[Rows from a figure dataset]
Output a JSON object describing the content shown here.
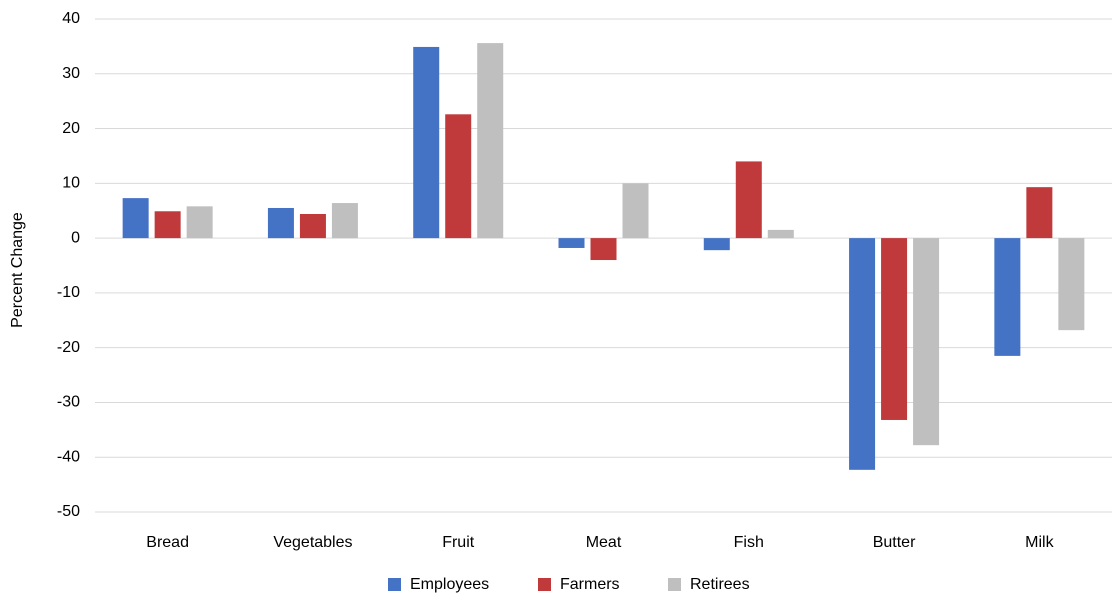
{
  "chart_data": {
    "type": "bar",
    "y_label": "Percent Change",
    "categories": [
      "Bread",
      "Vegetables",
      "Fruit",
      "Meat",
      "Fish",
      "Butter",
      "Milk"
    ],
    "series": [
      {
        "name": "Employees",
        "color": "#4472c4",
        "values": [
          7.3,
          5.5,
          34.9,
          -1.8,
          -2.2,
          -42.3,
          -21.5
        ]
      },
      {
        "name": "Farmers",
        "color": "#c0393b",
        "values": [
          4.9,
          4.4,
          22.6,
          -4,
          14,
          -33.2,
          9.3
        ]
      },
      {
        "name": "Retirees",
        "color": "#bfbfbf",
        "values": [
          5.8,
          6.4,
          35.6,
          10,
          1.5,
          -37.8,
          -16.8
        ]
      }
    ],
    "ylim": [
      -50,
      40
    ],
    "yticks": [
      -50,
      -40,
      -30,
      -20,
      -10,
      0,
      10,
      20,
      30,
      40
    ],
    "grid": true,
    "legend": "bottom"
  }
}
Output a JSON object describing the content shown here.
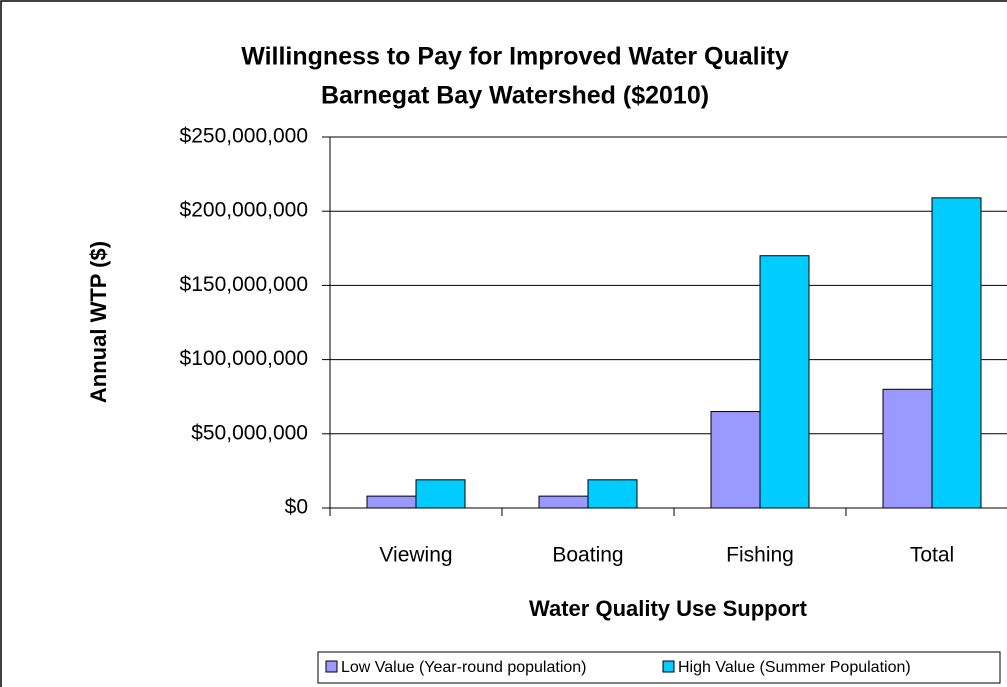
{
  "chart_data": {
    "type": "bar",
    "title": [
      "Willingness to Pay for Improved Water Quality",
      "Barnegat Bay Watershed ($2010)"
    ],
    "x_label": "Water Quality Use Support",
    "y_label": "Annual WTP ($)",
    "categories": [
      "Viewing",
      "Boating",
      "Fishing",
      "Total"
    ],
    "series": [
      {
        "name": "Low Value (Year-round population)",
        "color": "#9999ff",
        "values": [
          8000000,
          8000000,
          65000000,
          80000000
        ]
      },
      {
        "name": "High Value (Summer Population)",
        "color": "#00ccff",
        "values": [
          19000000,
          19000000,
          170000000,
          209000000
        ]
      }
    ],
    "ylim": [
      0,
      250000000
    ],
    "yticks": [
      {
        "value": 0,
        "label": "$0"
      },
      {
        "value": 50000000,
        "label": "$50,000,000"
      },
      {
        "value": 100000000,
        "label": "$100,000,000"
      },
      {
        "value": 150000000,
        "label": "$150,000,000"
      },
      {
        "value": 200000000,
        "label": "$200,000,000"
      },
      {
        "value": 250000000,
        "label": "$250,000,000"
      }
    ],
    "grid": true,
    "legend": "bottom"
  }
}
==
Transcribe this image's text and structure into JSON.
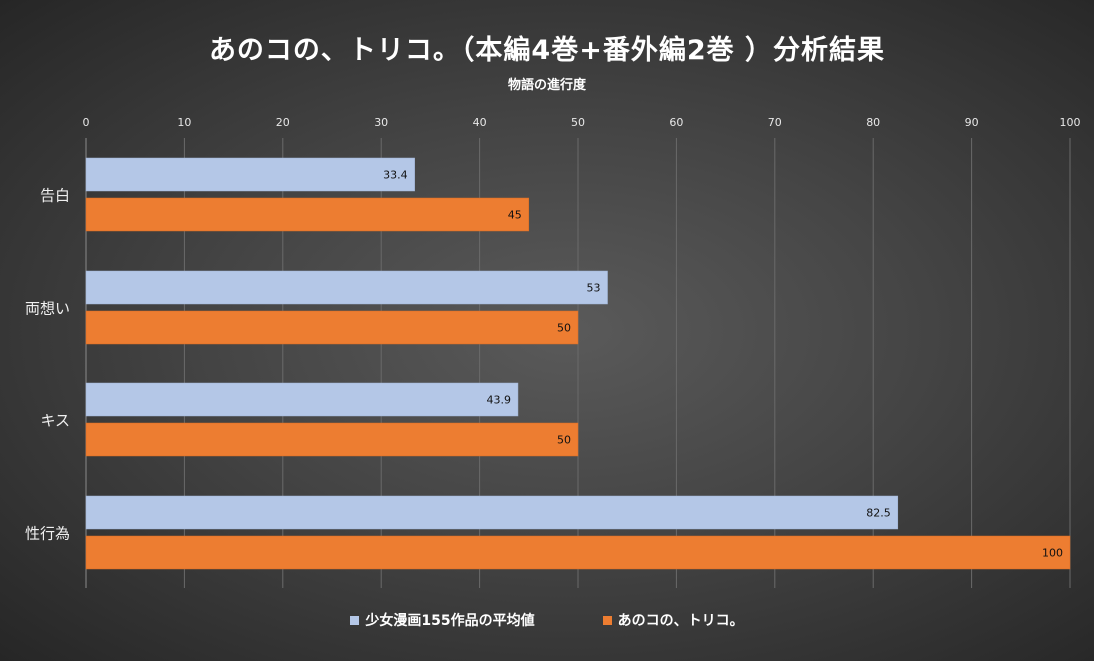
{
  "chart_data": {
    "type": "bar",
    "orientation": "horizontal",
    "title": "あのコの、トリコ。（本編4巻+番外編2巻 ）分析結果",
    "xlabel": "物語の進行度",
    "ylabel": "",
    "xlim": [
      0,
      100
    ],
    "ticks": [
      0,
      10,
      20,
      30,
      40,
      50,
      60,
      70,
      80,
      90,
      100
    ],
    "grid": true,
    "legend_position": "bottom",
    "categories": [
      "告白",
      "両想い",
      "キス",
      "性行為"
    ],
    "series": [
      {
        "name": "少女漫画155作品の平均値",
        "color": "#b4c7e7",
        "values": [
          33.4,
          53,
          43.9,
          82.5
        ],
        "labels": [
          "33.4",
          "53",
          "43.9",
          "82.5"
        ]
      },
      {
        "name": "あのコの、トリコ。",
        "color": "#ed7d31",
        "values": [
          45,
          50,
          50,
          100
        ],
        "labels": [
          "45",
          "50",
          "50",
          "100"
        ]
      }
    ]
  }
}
...
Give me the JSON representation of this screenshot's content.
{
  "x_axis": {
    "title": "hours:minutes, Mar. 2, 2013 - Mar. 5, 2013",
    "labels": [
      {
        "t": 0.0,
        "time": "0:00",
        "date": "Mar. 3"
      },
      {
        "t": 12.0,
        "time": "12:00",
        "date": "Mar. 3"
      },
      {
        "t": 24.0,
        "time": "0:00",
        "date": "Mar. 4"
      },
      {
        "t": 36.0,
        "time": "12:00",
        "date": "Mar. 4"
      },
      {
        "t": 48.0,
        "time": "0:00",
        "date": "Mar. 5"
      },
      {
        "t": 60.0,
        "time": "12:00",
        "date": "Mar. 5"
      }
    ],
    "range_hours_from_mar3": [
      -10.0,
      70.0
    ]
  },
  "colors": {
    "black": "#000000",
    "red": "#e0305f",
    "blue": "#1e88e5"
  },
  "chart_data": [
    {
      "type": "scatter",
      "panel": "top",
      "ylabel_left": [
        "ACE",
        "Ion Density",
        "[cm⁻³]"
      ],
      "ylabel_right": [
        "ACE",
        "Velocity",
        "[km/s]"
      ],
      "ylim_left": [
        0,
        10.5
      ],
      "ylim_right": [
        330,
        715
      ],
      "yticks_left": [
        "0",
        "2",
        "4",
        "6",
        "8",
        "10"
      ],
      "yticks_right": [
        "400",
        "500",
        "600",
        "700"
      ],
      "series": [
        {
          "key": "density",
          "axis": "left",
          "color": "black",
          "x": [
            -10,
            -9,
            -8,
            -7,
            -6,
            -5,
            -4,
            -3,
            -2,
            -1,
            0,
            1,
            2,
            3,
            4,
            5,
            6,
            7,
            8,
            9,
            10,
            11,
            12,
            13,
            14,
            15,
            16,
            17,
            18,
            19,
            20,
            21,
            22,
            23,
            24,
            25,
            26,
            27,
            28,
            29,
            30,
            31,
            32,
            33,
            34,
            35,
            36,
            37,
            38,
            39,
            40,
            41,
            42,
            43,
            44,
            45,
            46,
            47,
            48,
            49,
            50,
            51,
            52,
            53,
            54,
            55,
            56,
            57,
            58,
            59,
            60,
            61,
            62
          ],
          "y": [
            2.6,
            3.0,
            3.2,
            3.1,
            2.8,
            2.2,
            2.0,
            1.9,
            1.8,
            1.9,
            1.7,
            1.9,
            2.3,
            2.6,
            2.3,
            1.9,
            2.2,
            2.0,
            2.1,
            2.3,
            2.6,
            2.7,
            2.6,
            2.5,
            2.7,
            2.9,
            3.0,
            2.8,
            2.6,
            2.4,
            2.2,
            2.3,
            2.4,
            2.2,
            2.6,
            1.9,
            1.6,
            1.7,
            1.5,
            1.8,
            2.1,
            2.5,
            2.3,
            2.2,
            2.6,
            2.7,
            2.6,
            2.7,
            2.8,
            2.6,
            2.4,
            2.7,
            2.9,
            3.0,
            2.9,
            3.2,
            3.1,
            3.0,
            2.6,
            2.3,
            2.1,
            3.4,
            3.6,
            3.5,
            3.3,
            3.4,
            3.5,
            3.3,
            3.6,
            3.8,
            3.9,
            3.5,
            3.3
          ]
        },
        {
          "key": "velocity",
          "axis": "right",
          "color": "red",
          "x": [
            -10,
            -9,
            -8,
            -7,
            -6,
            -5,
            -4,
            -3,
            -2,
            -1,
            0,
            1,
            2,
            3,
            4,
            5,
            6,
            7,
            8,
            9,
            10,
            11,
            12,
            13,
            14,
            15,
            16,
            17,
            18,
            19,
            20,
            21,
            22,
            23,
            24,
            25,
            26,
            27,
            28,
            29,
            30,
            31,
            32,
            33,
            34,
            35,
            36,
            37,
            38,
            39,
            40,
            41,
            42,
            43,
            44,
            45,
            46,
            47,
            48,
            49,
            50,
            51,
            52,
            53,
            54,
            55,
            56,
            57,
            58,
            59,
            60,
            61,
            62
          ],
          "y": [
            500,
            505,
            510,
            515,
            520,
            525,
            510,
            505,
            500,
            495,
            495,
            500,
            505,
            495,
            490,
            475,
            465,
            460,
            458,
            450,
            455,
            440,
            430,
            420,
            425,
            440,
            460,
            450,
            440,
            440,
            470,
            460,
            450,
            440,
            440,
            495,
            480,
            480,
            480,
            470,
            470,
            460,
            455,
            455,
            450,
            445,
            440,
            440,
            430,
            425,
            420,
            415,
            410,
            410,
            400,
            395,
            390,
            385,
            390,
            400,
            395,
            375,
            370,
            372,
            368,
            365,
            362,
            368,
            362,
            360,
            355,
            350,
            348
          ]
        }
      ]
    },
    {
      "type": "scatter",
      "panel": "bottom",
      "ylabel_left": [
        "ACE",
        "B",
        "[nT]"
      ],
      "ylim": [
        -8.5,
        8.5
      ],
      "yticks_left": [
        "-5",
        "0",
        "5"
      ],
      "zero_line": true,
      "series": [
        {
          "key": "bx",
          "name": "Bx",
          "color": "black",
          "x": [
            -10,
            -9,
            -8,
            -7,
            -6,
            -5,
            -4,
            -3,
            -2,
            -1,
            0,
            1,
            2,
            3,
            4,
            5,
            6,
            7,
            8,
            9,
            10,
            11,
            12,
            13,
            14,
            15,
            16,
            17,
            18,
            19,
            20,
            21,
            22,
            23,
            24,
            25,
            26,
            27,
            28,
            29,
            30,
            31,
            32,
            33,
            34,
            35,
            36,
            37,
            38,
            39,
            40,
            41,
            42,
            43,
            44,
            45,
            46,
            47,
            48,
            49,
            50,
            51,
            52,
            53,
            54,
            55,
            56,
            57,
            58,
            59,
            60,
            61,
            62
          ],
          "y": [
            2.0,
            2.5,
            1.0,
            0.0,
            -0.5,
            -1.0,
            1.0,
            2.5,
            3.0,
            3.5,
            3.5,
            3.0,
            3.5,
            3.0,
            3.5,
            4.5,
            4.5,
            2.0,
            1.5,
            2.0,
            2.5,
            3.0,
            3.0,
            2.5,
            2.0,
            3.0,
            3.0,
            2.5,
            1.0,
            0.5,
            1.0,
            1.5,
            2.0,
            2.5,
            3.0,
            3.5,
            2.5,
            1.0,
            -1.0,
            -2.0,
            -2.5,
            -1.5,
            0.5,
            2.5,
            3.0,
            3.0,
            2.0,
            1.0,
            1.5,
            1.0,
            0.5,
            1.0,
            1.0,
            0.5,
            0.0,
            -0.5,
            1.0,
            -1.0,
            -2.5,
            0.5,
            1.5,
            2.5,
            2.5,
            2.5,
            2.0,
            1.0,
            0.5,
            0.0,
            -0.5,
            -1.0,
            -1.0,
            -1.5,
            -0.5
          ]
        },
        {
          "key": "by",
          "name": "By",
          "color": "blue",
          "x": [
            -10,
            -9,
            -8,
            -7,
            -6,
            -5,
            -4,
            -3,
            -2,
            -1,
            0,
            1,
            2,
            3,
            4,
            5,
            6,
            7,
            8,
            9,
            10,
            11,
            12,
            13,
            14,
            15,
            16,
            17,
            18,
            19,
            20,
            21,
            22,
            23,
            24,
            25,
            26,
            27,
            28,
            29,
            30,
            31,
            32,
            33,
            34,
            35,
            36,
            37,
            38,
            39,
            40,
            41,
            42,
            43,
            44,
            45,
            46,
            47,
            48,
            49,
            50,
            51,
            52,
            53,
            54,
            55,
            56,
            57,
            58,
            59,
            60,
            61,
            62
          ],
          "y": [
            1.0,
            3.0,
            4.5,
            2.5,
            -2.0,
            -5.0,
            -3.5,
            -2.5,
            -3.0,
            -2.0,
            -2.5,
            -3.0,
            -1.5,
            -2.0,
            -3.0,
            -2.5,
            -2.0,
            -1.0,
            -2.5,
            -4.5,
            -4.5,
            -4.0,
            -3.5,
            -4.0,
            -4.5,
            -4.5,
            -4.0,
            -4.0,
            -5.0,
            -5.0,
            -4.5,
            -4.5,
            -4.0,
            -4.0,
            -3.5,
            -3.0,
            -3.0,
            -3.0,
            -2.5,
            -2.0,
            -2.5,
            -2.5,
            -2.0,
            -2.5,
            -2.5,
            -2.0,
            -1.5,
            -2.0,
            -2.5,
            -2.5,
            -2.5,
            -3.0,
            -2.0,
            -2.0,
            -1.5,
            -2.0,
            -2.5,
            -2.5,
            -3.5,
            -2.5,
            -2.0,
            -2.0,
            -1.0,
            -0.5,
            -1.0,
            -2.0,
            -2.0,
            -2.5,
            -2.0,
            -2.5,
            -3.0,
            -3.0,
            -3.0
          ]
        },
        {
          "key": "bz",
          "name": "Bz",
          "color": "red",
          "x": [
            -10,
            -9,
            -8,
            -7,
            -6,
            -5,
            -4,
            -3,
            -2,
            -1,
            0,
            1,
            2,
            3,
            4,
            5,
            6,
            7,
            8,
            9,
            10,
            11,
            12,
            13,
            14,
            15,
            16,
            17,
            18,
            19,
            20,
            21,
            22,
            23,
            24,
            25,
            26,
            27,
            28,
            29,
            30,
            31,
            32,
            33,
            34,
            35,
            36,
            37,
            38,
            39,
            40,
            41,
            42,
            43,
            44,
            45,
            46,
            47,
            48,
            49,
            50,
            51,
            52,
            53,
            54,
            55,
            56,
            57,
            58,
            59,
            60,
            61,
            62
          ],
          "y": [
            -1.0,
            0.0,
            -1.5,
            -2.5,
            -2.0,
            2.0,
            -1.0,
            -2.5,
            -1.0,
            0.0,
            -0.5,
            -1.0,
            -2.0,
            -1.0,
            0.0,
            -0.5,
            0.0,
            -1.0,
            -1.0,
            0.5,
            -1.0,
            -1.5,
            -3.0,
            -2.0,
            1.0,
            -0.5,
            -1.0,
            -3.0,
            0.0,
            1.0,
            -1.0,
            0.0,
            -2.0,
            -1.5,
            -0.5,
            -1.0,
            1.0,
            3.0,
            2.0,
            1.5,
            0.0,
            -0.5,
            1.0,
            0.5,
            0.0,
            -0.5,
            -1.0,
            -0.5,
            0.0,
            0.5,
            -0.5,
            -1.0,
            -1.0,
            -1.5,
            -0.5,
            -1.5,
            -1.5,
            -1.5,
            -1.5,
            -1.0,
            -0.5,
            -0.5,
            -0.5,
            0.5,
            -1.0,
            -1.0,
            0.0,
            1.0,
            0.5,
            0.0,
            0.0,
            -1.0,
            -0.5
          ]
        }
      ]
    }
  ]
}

_Challenge:_ Copy each line of the listing that includes "name".

_Answer:_
        "name": "Employees",
        "name": "Farmers",
        "name": "Retirees",
        "name": "Low Value (Year-round population)",
        "name": "High Value (Summer Population)",
        "name": "少女漫画155作品の平均値",
        "name": "あのコの、トリコ。",
          "name": "Bx",
          "name": "By",
          "name": "Bz",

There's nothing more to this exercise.